*Your instructions*.
From the first line to the last, retype the records exactly without their images.

(Source data)
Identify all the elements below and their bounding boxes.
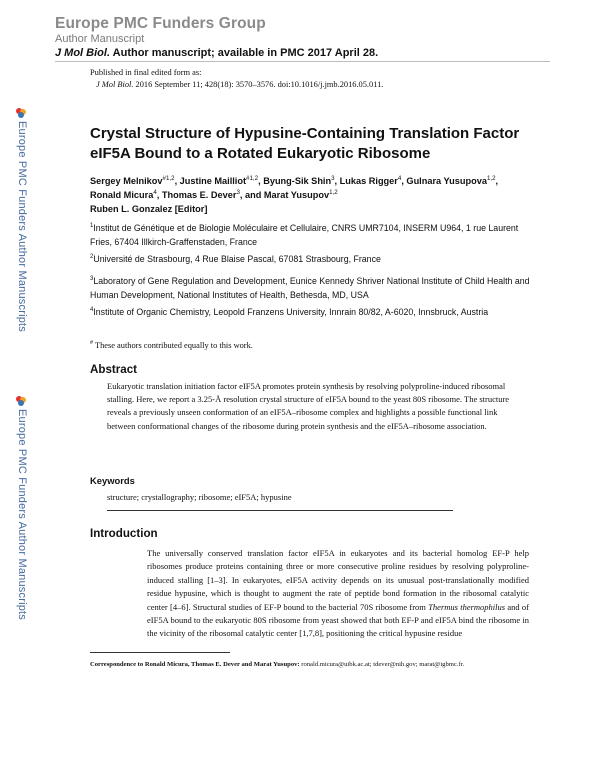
author-affiliation-marker: 4	[153, 188, 157, 196]
journal-name: J Mol Biol.	[55, 47, 110, 59]
affiliation-2	[90, 253, 530, 267]
introduction-heading: Introduction	[90, 527, 158, 540]
authors-inline	[90, 176, 498, 200]
author-affiliation-marker: 1,2	[329, 188, 338, 196]
affiliation-number: 2	[90, 254, 94, 261]
europe-pmc-logo-icon	[16, 108, 26, 118]
published-citation	[96, 80, 383, 89]
footnote-divider	[90, 652, 230, 653]
author-name: Thomas E. Dever	[161, 190, 237, 200]
affiliation-number: 1	[90, 223, 94, 230]
author-name: Lukas Rigger	[339, 176, 398, 186]
affiliation-text: Laboratory of Gene Regulation and Development, Eunice Kennedy Shriver National Institute of Child Health and Human Development, National Institutes of Health, Bethesda, MD, USA	[90, 276, 530, 300]
keywords-heading: Keywords	[90, 475, 135, 486]
correspondence-footnote	[90, 660, 520, 670]
author-list	[90, 174, 530, 216]
affiliation-number: 4	[90, 307, 94, 314]
author-separator: ,	[258, 176, 264, 186]
affiliation-1	[90, 222, 530, 249]
article-title: Crystal Structure of Hypusine-Containing Translation Factor eIF5A Bound to a Rotated Eukaryotic Ribosome	[90, 125, 520, 162]
equal-contribution-note	[90, 341, 253, 350]
author-name: Sergey Melnikov	[90, 176, 163, 186]
logo-dot-blue	[18, 400, 24, 406]
funders-group-title: Europe PMC Funders Group	[55, 15, 266, 32]
author-affiliation-marker: 1,2	[486, 174, 496, 182]
author-affiliation-marker: 3	[331, 174, 335, 182]
keywords-list: structure; crystallography; ribosome; eIF5A; hypusine	[107, 492, 292, 502]
logo-dot-blue	[18, 112, 24, 118]
author-affiliation-marker: #1,2	[162, 174, 175, 182]
correspondence-label: Correspondence to Ronald Micura, Thomas E. Dever and Marat Yusupov:	[90, 661, 300, 668]
sidebar-watermark-bottom	[16, 396, 30, 620]
keywords-divider	[107, 510, 453, 511]
equal-contribution-text: These authors contributed equally to this work.	[94, 341, 253, 350]
journal-availability	[55, 47, 378, 59]
sidebar-watermark-top	[16, 108, 30, 332]
editor-name: Ruben L. Gonzalez [Editor]	[90, 204, 208, 214]
abstract-heading: Abstract	[90, 363, 138, 376]
manuscript-label: Author Manuscript	[55, 33, 145, 45]
equal-contribution-mark: #	[90, 340, 93, 347]
published-journal: J Mol Biol.	[96, 80, 134, 89]
affiliation-text: Université de Strasbourg, 4 Rue Blaise Pascal, 67081 Strasbourg, France	[93, 254, 381, 264]
europe-pmc-logo-icon	[16, 396, 26, 406]
author-affiliation-marker: 3	[236, 188, 240, 196]
author-name: Ronald Micura	[90, 190, 154, 200]
correspondence-emails: ronald.micura@uibk.ac.at; tdever@nih.gov; marat@igbmc.fr.	[301, 661, 465, 668]
author-separator: ,	[334, 176, 340, 186]
affiliation-4	[90, 306, 530, 320]
species-name: Thermus thermophilus	[428, 601, 506, 612]
availability-note: Author manuscript; available in PMC 2017 April 28.	[112, 47, 379, 59]
author-affiliation-marker: #1,2	[246, 174, 259, 182]
intro-text-part-2: and of eIF5A bound to the eukaryotic 80S ribosome from yeast showed that both EF-P and eIF5A bind the ribosome in the vicinity of the ribosomal catalytic center [1,7,8], positioning the critical hypusine residue	[147, 601, 530, 639]
affiliation-number: 3	[90, 276, 94, 283]
author-name: Marat Yusupov	[263, 190, 330, 200]
sidebar-label: Europe PMC Funders Author Manuscripts	[16, 409, 28, 620]
published-label: Published in final edited form as:	[90, 68, 202, 77]
author-name: Gulnara Yusupova	[406, 176, 487, 186]
author-separator: ,	[174, 176, 180, 186]
author-separator: ,	[495, 176, 499, 186]
intro-text-part-1: The universally conserved translation factor eIF5A in eukaryotes and its bacterial homolog EF-P help ribosomes produce proteins containing three or more consecutive proline residues by resolving polyproline-induced stalling [1–3]. In eukaryotes, eIF5A activity depends on its unusual post-translationally modified residue hypusine, which is thought to augment the rate of peptide bond formation in the ribosomal catalytic center [4–6]. Structural studies of EF-P bound to the bacterial 70S ribosome from	[147, 548, 529, 612]
author-affiliation-marker: 4	[397, 174, 402, 182]
affiliation-text: Institut de Génétique et de Biologie Moléculaire et Cellulaire, CNRS UMR7104, INSERM U964, 1 rue Laurent Fries, 67404 Illkirch-Graffenstaden, France	[90, 223, 519, 247]
page-header	[0, 0, 600, 68]
author-separator: ,	[401, 176, 407, 186]
abstract-text: Eukaryotic translation initiation factor eIF5A promotes protein synthesis by resolving polyproline-induced ribosomal stalling. Here, we report a 3.25-Å resolution crystal structure of eIF5A bound to the yeast 80S ribosome. The structure reveals a previously unseen conformation of an eIF5A–ribosome complex and highlights a possible functional link between conformational changes of the ribosome during protein synthesis and the eIF5A–ribosome association.	[107, 381, 510, 431]
introduction-text	[147, 547, 529, 641]
author-name: Byung-Sik Shin	[263, 176, 332, 186]
author-name: Justine Mailliot	[179, 176, 247, 186]
header-divider	[55, 61, 550, 62]
author-separator: ,	[156, 190, 162, 200]
author-separator: , and	[239, 190, 264, 200]
sidebar-label: Europe PMC Funders Author Manuscripts	[16, 121, 28, 332]
published-details: 2016 September 11; 428(18): 3570–3576. doi:10.1016/j.jmb.2016.05.011.	[135, 80, 384, 89]
affiliation-text: Institute of Organic Chemistry, Leopold Franzens University, Innrain 80/82, A-6020, Innsbruck, Austria	[93, 307, 489, 317]
affiliation-3	[90, 275, 530, 302]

*Result of the exercise*.
Identify all the elements below and their bounding boxes.
author-affiliation-marker: 4	[153, 188, 157, 196]
journal-name: J Mol Biol.	[55, 47, 110, 59]
affiliation-2	[90, 253, 530, 267]
introduction-heading: Introduction	[90, 527, 158, 540]
authors-inline	[90, 176, 498, 200]
author-affiliation-marker: 1,2	[329, 188, 338, 196]
affiliation-number: 2	[90, 254, 94, 261]
europe-pmc-logo-icon	[16, 108, 26, 118]
published-citation	[96, 80, 383, 89]
footnote-divider	[90, 652, 230, 653]
author-name: Thomas E. Dever	[161, 190, 237, 200]
affiliation-number: 1	[90, 223, 94, 230]
author-name: Lukas Rigger	[339, 176, 398, 186]
affiliation-text: Laboratory of Gene Regulation and Development, Eunice Kennedy Shriver National Institute of Child Health and Human Development, National Institutes of Health, Bethesda, MD, USA	[90, 276, 530, 300]
keywords-heading: Keywords	[90, 475, 135, 486]
correspondence-footnote	[90, 660, 520, 670]
author-list	[90, 174, 530, 216]
affiliation-number: 4	[90, 307, 94, 314]
author-separator: ,	[258, 176, 264, 186]
affiliation-1	[90, 222, 530, 249]
article-title: Crystal Structure of Hypusine-Containing Translation Factor eIF5A Bound to a Rotated Eukaryotic Ribosome	[90, 125, 520, 162]
equal-contribution-note	[90, 341, 253, 350]
author-name: Sergey Melnikov	[90, 176, 163, 186]
logo-dot-blue	[18, 400, 24, 406]
funders-group-title: Europe PMC Funders Group	[55, 15, 266, 32]
author-affiliation-marker: 1,2	[486, 174, 496, 182]
author-affiliation-marker: 3	[331, 174, 335, 182]
keywords-list: structure; crystallography; ribosome; eIF5A; hypusine	[107, 492, 292, 502]
logo-dot-blue	[18, 112, 24, 118]
author-affiliation-marker: #1,2	[162, 174, 175, 182]
correspondence-label: Correspondence to Ronald Micura, Thomas E. Dever and Marat Yusupov:	[90, 661, 300, 668]
sidebar-watermark-bottom	[16, 396, 30, 620]
keywords-divider	[107, 510, 453, 511]
equal-contribution-text: These authors contributed equally to this work.	[94, 341, 253, 350]
journal-availability	[55, 47, 378, 59]
sidebar-watermark-top	[16, 108, 30, 332]
editor-name: Ruben L. Gonzalez [Editor]	[90, 204, 208, 214]
abstract-heading: Abstract	[90, 363, 138, 376]
manuscript-label: Author Manuscript	[55, 33, 145, 45]
equal-contribution-mark: #	[90, 340, 93, 347]
published-journal: J Mol Biol.	[96, 80, 134, 89]
affiliation-text: Université de Strasbourg, 4 Rue Blaise Pascal, 67081 Strasbourg, France	[93, 254, 381, 264]
europe-pmc-logo-icon	[16, 396, 26, 406]
author-affiliation-marker: 3	[236, 188, 240, 196]
author-name: Ronald Micura	[90, 190, 154, 200]
correspondence-emails: ronald.micura@uibk.ac.at; tdever@nih.gov; marat@igbmc.fr.	[301, 661, 465, 668]
author-separator: ,	[334, 176, 340, 186]
affiliation-4	[90, 306, 530, 320]
species-name: Thermus thermophilus	[428, 601, 506, 612]
availability-note: Author manuscript; available in PMC 2017 April 28.	[112, 47, 379, 59]
author-affiliation-marker: #1,2	[246, 174, 259, 182]
intro-text-part-2: and of eIF5A bound to the eukaryotic 80S ribosome from yeast showed that both EF-P and eIF5A bind the ribosome in the vicinity of the ribosomal catalytic center [1,7,8], positioning the critical hypusine residue	[147, 601, 530, 639]
affiliation-number: 3	[90, 276, 94, 283]
author-name: Marat Yusupov	[263, 190, 330, 200]
sidebar-label: Europe PMC Funders Author Manuscripts	[16, 409, 28, 620]
published-label: Published in final edited form as:	[90, 68, 202, 77]
author-name: Gulnara Yusupova	[406, 176, 487, 186]
author-separator: ,	[174, 176, 180, 186]
author-separator: ,	[495, 176, 499, 186]
intro-text-part-1: The universally conserved translation factor eIF5A in eukaryotes and its bacterial homolog EF-P help ribosomes produce proteins containing three or more consecutive proline residues by resolving polyproline-induced stalling [1–3]. In eukaryotes, eIF5A activity depends on its unusual post-translationally modified residue hypusine, which is thought to augment the rate of peptide bond formation in the ribosomal catalytic center [4–6]. Structural studies of EF-P bound to the bacterial 70S ribosome from	[147, 548, 529, 612]
author-affiliation-marker: 4	[397, 174, 402, 182]
affiliation-text: Institut de Génétique et de Biologie Moléculaire et Cellulaire, CNRS UMR7104, INSERM U964, 1 rue Laurent Fries, 67404 Illkirch-Graffenstaden, France	[90, 223, 519, 247]
page-header	[0, 0, 600, 68]
author-separator: ,	[401, 176, 407, 186]
abstract-text: Eukaryotic translation initiation factor eIF5A promotes protein synthesis by resolving polyproline-induced ribosomal stalling. Here, we report a 3.25-Å resolution crystal structure of eIF5A bound to the yeast 80S ribosome. The structure reveals a previously unseen conformation of an eIF5A–ribosome complex and highlights a possible functional link between conformational changes of the ribosome during protein synthesis and the eIF5A–ribosome association.	[107, 381, 510, 431]
introduction-text	[147, 547, 529, 641]
author-name: Byung-Sik Shin	[263, 176, 332, 186]
author-name: Justine Mailliot	[179, 176, 247, 186]
header-divider	[55, 61, 550, 62]
author-separator: ,	[156, 190, 162, 200]
author-separator: , and	[239, 190, 264, 200]
sidebar-label: Europe PMC Funders Author Manuscripts	[16, 121, 28, 332]
published-details: 2016 September 11; 428(18): 3570–3576. doi:10.1016/j.jmb.2016.05.011.	[135, 80, 384, 89]
affiliation-text: Institute of Organic Chemistry, Leopold Franzens University, Innrain 80/82, A-6020, Innsbruck, Austria	[93, 307, 489, 317]
affiliation-3	[90, 275, 530, 302]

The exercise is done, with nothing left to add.